Omit all pictures, then retype the data exactly as given.

— BEGIN —

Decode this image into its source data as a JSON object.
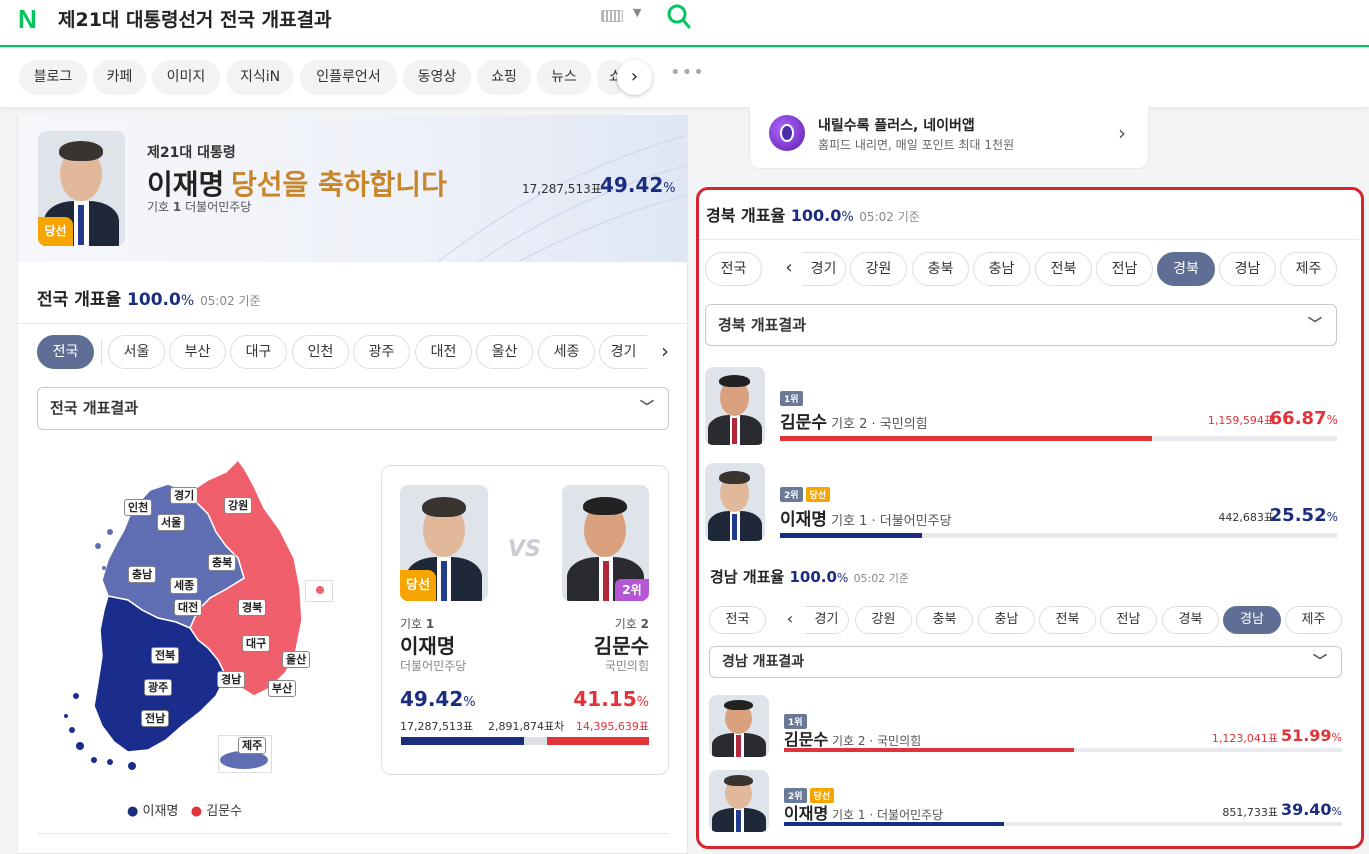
{
  "header": {
    "logo": "N",
    "query": "제21대 대통령선거 전국 개표결과"
  },
  "tabs": [
    "블로그",
    "카페",
    "이미지",
    "지식iN",
    "인플루언서",
    "동영상",
    "쇼핑",
    "뉴스",
    "쇼"
  ],
  "banner": {
    "subtitle": "제21대 대통령",
    "name": "이재명",
    "congrats": "당선을 축하합니다",
    "symbol_label": "기호",
    "symbol_no": "1",
    "party": "더불어민주당",
    "votes": "17,287,513표",
    "percent": "49.42",
    "pct_unit": "%",
    "win_badge": "당선"
  },
  "national": {
    "title": "전국 개표율",
    "rate": "100.0",
    "rate_unit": "%",
    "time": "05:02 기준",
    "regions": [
      "전국",
      "서울",
      "부산",
      "대구",
      "인천",
      "광주",
      "대전",
      "울산",
      "세종",
      "경기"
    ],
    "active_region": "전국",
    "dropdown": "전국 개표결과",
    "map_labels": [
      "인천",
      "경기",
      "강원",
      "서울",
      "충남",
      "세종",
      "충북",
      "대전",
      "경북",
      "대구",
      "울산",
      "전북",
      "경남",
      "부산",
      "광주",
      "전남",
      "제주"
    ],
    "legend": [
      "이재명",
      "김문수"
    ],
    "colors": {
      "lee": "#1b2d7e",
      "kim": "#e0333a",
      "lee_map": "#5f6eb2",
      "kim_map": "#ef5f6c",
      "lee_strong": "#1b2d8c"
    }
  },
  "versus": {
    "vs": "VS",
    "left": {
      "symbol_label": "기호",
      "symbol_no": "1",
      "name": "이재명",
      "party": "더불어민주당",
      "percent": "49.42",
      "votes": "17,287,513표",
      "win_badge": "당선",
      "share": 0.4942
    },
    "right": {
      "symbol_label": "기호",
      "symbol_no": "2",
      "name": "김문수",
      "party": "국민의힘",
      "percent": "41.15",
      "votes": "14,395,639표",
      "rank_badge": "2위",
      "share": 0.4115
    },
    "diff": "2,891,874표차",
    "pct_unit": "%"
  },
  "promo": {
    "title": "내릴수록 플러스, 네이버앱",
    "subtitle": "홈피드 내리면, 매일 포인트 최대 1천원"
  },
  "gyeongbuk": {
    "title": "경북 개표율",
    "rate": "100.0",
    "rate_unit": "%",
    "time": "05:02 기준",
    "regions": [
      "전국",
      "경기",
      "강원",
      "충북",
      "충남",
      "전북",
      "전남",
      "경북",
      "경남",
      "제주"
    ],
    "active_region": "경북",
    "dropdown": "경북 개표결과",
    "candidates": [
      {
        "rank": "1위",
        "name": "김문수",
        "symbol": "기호 2",
        "party": "국민의힘",
        "votes": "1,159,594표",
        "percent": "66.87",
        "share": 0.6687,
        "winner": false
      },
      {
        "rank": "2위",
        "win": "당선",
        "name": "이재명",
        "symbol": "기호 1",
        "party": "더불어민주당",
        "votes": "442,683표",
        "percent": "25.52",
        "share": 0.2552,
        "winner": true
      }
    ]
  },
  "gyeongnam": {
    "title": "경남 개표율",
    "rate": "100.0",
    "rate_unit": "%",
    "time": "05:02 기준",
    "regions": [
      "전국",
      "경기",
      "강원",
      "충북",
      "충남",
      "전북",
      "전남",
      "경북",
      "경남",
      "제주"
    ],
    "active_region": "경남",
    "dropdown": "경남 개표결과",
    "candidates": [
      {
        "rank": "1위",
        "name": "김문수",
        "symbol": "기호 2",
        "party": "국민의힘",
        "votes": "1,123,041표",
        "percent": "51.99",
        "share": 0.5199,
        "winner": false
      },
      {
        "rank": "2위",
        "win": "당선",
        "name": "이재명",
        "symbol": "기호 1",
        "party": "더불어민주당",
        "votes": "851,733표",
        "percent": "39.40",
        "share": 0.394,
        "winner": true
      }
    ]
  }
}
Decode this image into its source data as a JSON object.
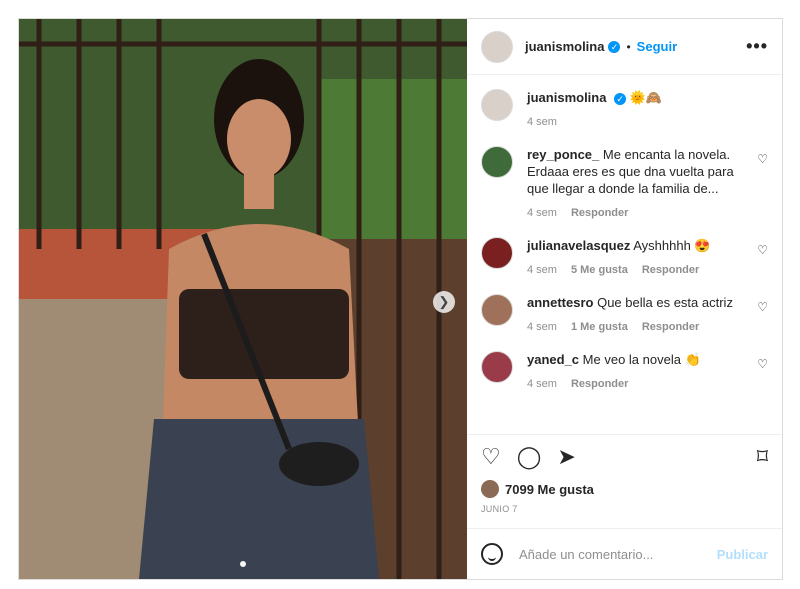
{
  "post": {
    "username": "juanismolina",
    "follow_label": "Seguir",
    "more_label": "•••",
    "separator": "•",
    "caption": {
      "username": "juanismolina",
      "emoji": "🌞🙈",
      "time": "4 sem"
    },
    "comments": [
      {
        "user": "rey_ponce_",
        "text": "Me encanta la novela. Erdaaa eres es que dna vuelta para que llegar a donde la familia de...",
        "time": "4 sem",
        "likes": "",
        "reply": "Responder",
        "avatar": "#3f6b3a"
      },
      {
        "user": "julianavelasquez",
        "text": "Ayshhhhh 😍",
        "time": "4 sem",
        "likes": "5 Me gusta",
        "reply": "Responder",
        "avatar": "#7a2020"
      },
      {
        "user": "annettesro",
        "text": "Que bella es esta actriz",
        "time": "4 sem",
        "likes": "1 Me gusta",
        "reply": "Responder",
        "avatar": "#a0715a"
      },
      {
        "user": "yaned_c",
        "text": "Me veo la novela 👏",
        "time": "4 sem",
        "likes": "",
        "reply": "Responder",
        "avatar": "#9a3b4a"
      }
    ],
    "likes_text": "7099 Me gusta",
    "date": "JUNIO 7",
    "comment_placeholder": "Añade un comentario...",
    "publish_label": "Publicar",
    "icons": {
      "like": "heart-icon",
      "comment": "comment-icon",
      "share": "send-icon",
      "save": "bookmark-icon",
      "next": "chevron-right-icon",
      "emoji": "emoji-icon"
    }
  }
}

— END —

§ PROBLEM SOLUTION:
Decode this image into its source data as a JSON object.
{
  "header": {
    "logo": "N",
    "query": "제21대 대통령선거 전국 개표결과"
  },
  "tabs": [
    "블로그",
    "카페",
    "이미지",
    "지식iN",
    "인플루언서",
    "동영상",
    "쇼핑",
    "뉴스",
    "쇼"
  ],
  "banner": {
    "subtitle": "제21대 대통령",
    "name": "이재명",
    "congrats": "당선을 축하합니다",
    "symbol_label": "기호",
    "symbol_no": "1",
    "party": "더불어민주당",
    "votes": "17,287,513표",
    "percent": "49.42",
    "pct_unit": "%",
    "win_badge": "당선"
  },
  "national": {
    "title": "전국 개표율",
    "rate": "100.0",
    "rate_unit": "%",
    "time": "05:02 기준",
    "regions": [
      "전국",
      "서울",
      "부산",
      "대구",
      "인천",
      "광주",
      "대전",
      "울산",
      "세종",
      "경기"
    ],
    "active_region": "전국",
    "dropdown": "전국 개표결과",
    "map_labels": [
      "인천",
      "경기",
      "강원",
      "서울",
      "충남",
      "세종",
      "충북",
      "대전",
      "경북",
      "대구",
      "울산",
      "전북",
      "경남",
      "부산",
      "광주",
      "전남",
      "제주"
    ],
    "legend": [
      "이재명",
      "김문수"
    ],
    "colors": {
      "lee": "#1b2d7e",
      "kim": "#e0333a",
      "lee_map": "#5f6eb2",
      "kim_map": "#ef5f6c",
      "lee_strong": "#1b2d8c"
    }
  },
  "versus": {
    "vs": "VS",
    "left": {
      "symbol_label": "기호",
      "symbol_no": "1",
      "name": "이재명",
      "party": "더불어민주당",
      "percent": "49.42",
      "votes": "17,287,513표",
      "win_badge": "당선",
      "share": 0.4942
    },
    "right": {
      "symbol_label": "기호",
      "symbol_no": "2",
      "name": "김문수",
      "party": "국민의힘",
      "percent": "41.15",
      "votes": "14,395,639표",
      "rank_badge": "2위",
      "share": 0.4115
    },
    "diff": "2,891,874표차",
    "pct_unit": "%"
  },
  "promo": {
    "title": "내릴수록 플러스, 네이버앱",
    "subtitle": "홈피드 내리면, 매일 포인트 최대 1천원"
  },
  "gyeongbuk": {
    "title": "경북 개표율",
    "rate": "100.0",
    "rate_unit": "%",
    "time": "05:02 기준",
    "regions": [
      "전국",
      "경기",
      "강원",
      "충북",
      "충남",
      "전북",
      "전남",
      "경북",
      "경남",
      "제주"
    ],
    "active_region": "경북",
    "dropdown": "경북 개표결과",
    "candidates": [
      {
        "rank": "1위",
        "name": "김문수",
        "symbol": "기호 2",
        "party": "국민의힘",
        "votes": "1,159,594표",
        "percent": "66.87",
        "share": 0.6687,
        "winner": false
      },
      {
        "rank": "2위",
        "win": "당선",
        "name": "이재명",
        "symbol": "기호 1",
        "party": "더불어민주당",
        "votes": "442,683표",
        "percent": "25.52",
        "share": 0.2552,
        "winner": true
      }
    ]
  },
  "gyeongnam": {
    "title": "경남 개표율",
    "rate": "100.0",
    "rate_unit": "%",
    "time": "05:02 기준",
    "regions": [
      "전국",
      "경기",
      "강원",
      "충북",
      "충남",
      "전북",
      "전남",
      "경북",
      "경남",
      "제주"
    ],
    "active_region": "경남",
    "dropdown": "경남 개표결과",
    "candidates": [
      {
        "rank": "1위",
        "name": "김문수",
        "symbol": "기호 2",
        "party": "국민의힘",
        "votes": "1,123,041표",
        "percent": "51.99",
        "share": 0.5199,
        "winner": false
      },
      {
        "rank": "2위",
        "win": "당선",
        "name": "이재명",
        "symbol": "기호 1",
        "party": "더불어민주당",
        "votes": "851,733표",
        "percent": "39.40",
        "share": 0.394,
        "winner": true
      }
    ]
  }
}
Decode this image into its source data as a JSON object.
{
  "post": {
    "username": "juanismolina",
    "follow_label": "Seguir",
    "more_label": "•••",
    "separator": "•",
    "caption": {
      "username": "juanismolina",
      "emoji": "🌞🙈",
      "time": "4 sem"
    },
    "comments": [
      {
        "user": "rey_ponce_",
        "text": "Me encanta la novela. Erdaaa eres es que dna vuelta para que llegar a donde la familia de...",
        "time": "4 sem",
        "likes": "",
        "reply": "Responder",
        "avatar": "#3f6b3a"
      },
      {
        "user": "julianavelasquez",
        "text": "Ayshhhhh 😍",
        "time": "4 sem",
        "likes": "5 Me gusta",
        "reply": "Responder",
        "avatar": "#7a2020"
      },
      {
        "user": "annettesro",
        "text": "Que bella es esta actriz",
        "time": "4 sem",
        "likes": "1 Me gusta",
        "reply": "Responder",
        "avatar": "#a0715a"
      },
      {
        "user": "yaned_c",
        "text": "Me veo la novela 👏",
        "time": "4 sem",
        "likes": "",
        "reply": "Responder",
        "avatar": "#9a3b4a"
      }
    ],
    "likes_text": "7099 Me gusta",
    "date": "JUNIO 7",
    "comment_placeholder": "Añade un comentario...",
    "publish_label": "Publicar",
    "icons": {
      "like": "heart-icon",
      "comment": "comment-icon",
      "share": "send-icon",
      "save": "bookmark-icon",
      "next": "chevron-right-icon",
      "emoji": "emoji-icon"
    }
  }
}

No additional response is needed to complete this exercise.